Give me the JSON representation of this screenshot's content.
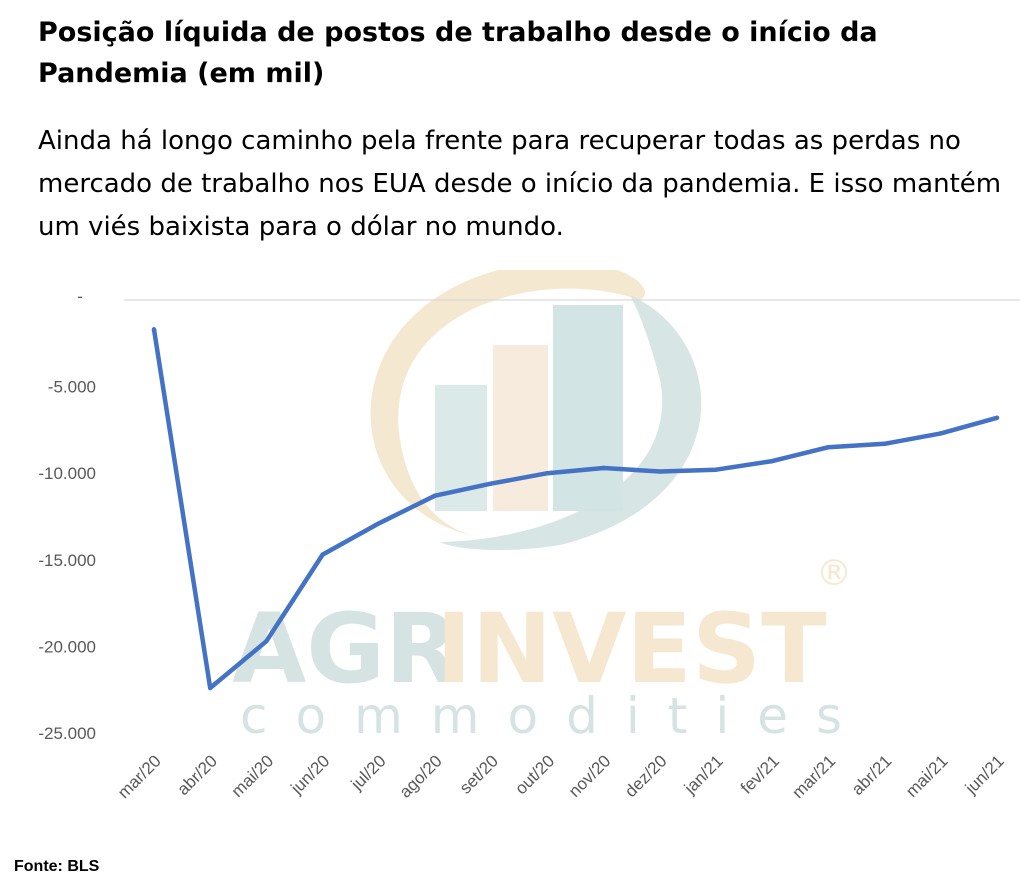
{
  "header": {
    "title": "Posição líquida de postos de trabalho desde o início da Pandemia (em mil)",
    "subtitle": "Ainda há longo caminho pela frente para recuperar todas as perdas no mercado de trabalho nos EUA desde o início da pandemia. E isso mantém um viés baixista para o dólar no mundo."
  },
  "watermark": {
    "brand_part1": "AGR",
    "brand_part2": "INVEST",
    "tagline": "commodities",
    "registered": "®"
  },
  "footer": {
    "source": "Fonte: BLS"
  },
  "colors": {
    "line": "#4472C4",
    "tick_text": "#595959",
    "axis_line": "#D9D9D9"
  },
  "chart_data": {
    "type": "line",
    "title": "",
    "xlabel": "",
    "ylabel": "",
    "categories": [
      "mar/20",
      "abr/20",
      "mai/20",
      "jun/20",
      "jul/20",
      "ago/20",
      "set/20",
      "out/20",
      "nov/20",
      "dez/20",
      "jan/21",
      "fev/21",
      "mar/21",
      "abr/21",
      "mai/21",
      "jun/21"
    ],
    "series": [
      {
        "values": [
          -1700,
          -22400,
          -19700,
          -14700,
          -12900,
          -11300,
          -10600,
          -10000,
          -9700,
          -9900,
          -9800,
          -9300,
          -8500,
          -8300,
          -7700,
          -6800
        ]
      }
    ],
    "ylim": [
      -25000,
      0
    ],
    "y_ticks": [
      0,
      -5000,
      -10000,
      -15000,
      -20000,
      -25000
    ],
    "y_tick_labels": [
      "-",
      "-5.000",
      "-10.000",
      "-15.000",
      "-20.000",
      "-25.000"
    ],
    "grid": false,
    "legend": "none"
  }
}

────

### [GOAL]
Return all of the entries word for word, but omit the pictures.

### [RESPONSE BELOW]
Give me the JSON representation of this screenshot's content.
{
  "header": {
    "title": "Posição líquida de postos de trabalho desde o início da Pandemia (em mil)",
    "subtitle": "Ainda há longo caminho pela frente para recuperar todas as perdas no mercado de trabalho nos EUA desde o início da pandemia. E isso mantém um viés baixista para o dólar no mundo."
  },
  "watermark": {
    "brand_part1": "AGR",
    "brand_part2": "INVEST",
    "tagline": "commodities",
    "registered": "®"
  },
  "footer": {
    "source": "Fonte: BLS"
  },
  "colors": {
    "line": "#4472C4",
    "tick_text": "#595959",
    "axis_line": "#D9D9D9"
  },
  "chart_data": {
    "type": "line",
    "title": "",
    "xlabel": "",
    "ylabel": "",
    "categories": [
      "mar/20",
      "abr/20",
      "mai/20",
      "jun/20",
      "jul/20",
      "ago/20",
      "set/20",
      "out/20",
      "nov/20",
      "dez/20",
      "jan/21",
      "fev/21",
      "mar/21",
      "abr/21",
      "mai/21",
      "jun/21"
    ],
    "series": [
      {
        "values": [
          -1700,
          -22400,
          -19700,
          -14700,
          -12900,
          -11300,
          -10600,
          -10000,
          -9700,
          -9900,
          -9800,
          -9300,
          -8500,
          -8300,
          -7700,
          -6800
        ]
      }
    ],
    "ylim": [
      -25000,
      0
    ],
    "y_ticks": [
      0,
      -5000,
      -10000,
      -15000,
      -20000,
      -25000
    ],
    "y_tick_labels": [
      "-",
      "-5.000",
      "-10.000",
      "-15.000",
      "-20.000",
      "-25.000"
    ],
    "grid": false,
    "legend": "none"
  }
}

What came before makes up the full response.